[WORK INSTRUCTIONS]
Pick out each line of the records that includes the string "Server", and copy it.

[RECORDS SHOWN]

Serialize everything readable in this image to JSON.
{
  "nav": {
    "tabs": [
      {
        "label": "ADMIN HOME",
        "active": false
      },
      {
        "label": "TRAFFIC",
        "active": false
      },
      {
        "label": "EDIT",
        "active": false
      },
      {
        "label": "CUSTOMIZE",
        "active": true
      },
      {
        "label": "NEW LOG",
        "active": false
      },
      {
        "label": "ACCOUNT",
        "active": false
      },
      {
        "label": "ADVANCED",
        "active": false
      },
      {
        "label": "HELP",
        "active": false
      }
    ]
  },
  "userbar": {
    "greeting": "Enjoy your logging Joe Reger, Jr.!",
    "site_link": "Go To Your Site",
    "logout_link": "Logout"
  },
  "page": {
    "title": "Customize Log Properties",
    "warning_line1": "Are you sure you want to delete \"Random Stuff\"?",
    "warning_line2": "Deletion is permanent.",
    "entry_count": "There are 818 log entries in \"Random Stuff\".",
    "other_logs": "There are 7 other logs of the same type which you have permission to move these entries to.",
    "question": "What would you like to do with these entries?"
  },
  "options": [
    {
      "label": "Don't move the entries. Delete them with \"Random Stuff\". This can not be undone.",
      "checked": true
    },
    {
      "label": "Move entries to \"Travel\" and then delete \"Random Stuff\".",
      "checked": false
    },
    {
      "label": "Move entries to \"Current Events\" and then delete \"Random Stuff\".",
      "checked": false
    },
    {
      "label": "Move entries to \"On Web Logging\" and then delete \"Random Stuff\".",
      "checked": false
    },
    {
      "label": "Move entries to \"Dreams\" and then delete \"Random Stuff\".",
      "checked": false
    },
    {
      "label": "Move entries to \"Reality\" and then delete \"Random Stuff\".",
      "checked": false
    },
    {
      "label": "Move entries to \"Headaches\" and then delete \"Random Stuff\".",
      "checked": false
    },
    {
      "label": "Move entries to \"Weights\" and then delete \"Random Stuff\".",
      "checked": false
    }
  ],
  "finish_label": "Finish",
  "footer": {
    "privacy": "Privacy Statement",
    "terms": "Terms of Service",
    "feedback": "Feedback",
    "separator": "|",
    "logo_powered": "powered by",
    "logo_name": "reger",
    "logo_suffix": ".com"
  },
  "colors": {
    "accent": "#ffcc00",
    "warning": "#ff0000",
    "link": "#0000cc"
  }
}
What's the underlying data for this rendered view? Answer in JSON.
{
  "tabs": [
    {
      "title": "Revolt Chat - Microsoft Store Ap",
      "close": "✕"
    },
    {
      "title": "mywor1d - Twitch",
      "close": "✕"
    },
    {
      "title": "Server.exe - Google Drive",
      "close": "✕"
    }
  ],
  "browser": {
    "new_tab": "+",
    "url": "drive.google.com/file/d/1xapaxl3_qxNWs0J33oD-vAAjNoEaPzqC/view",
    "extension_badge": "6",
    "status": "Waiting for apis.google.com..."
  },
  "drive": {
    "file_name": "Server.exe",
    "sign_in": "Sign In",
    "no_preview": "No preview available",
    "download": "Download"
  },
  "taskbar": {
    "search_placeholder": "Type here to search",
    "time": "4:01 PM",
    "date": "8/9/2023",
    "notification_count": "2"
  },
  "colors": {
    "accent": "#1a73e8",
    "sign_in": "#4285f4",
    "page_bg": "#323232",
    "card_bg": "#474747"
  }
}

[SOLUTION TO THIS TASK]
      "title": "Server.exe - Google Drive",
    "file_name": "Server.exe",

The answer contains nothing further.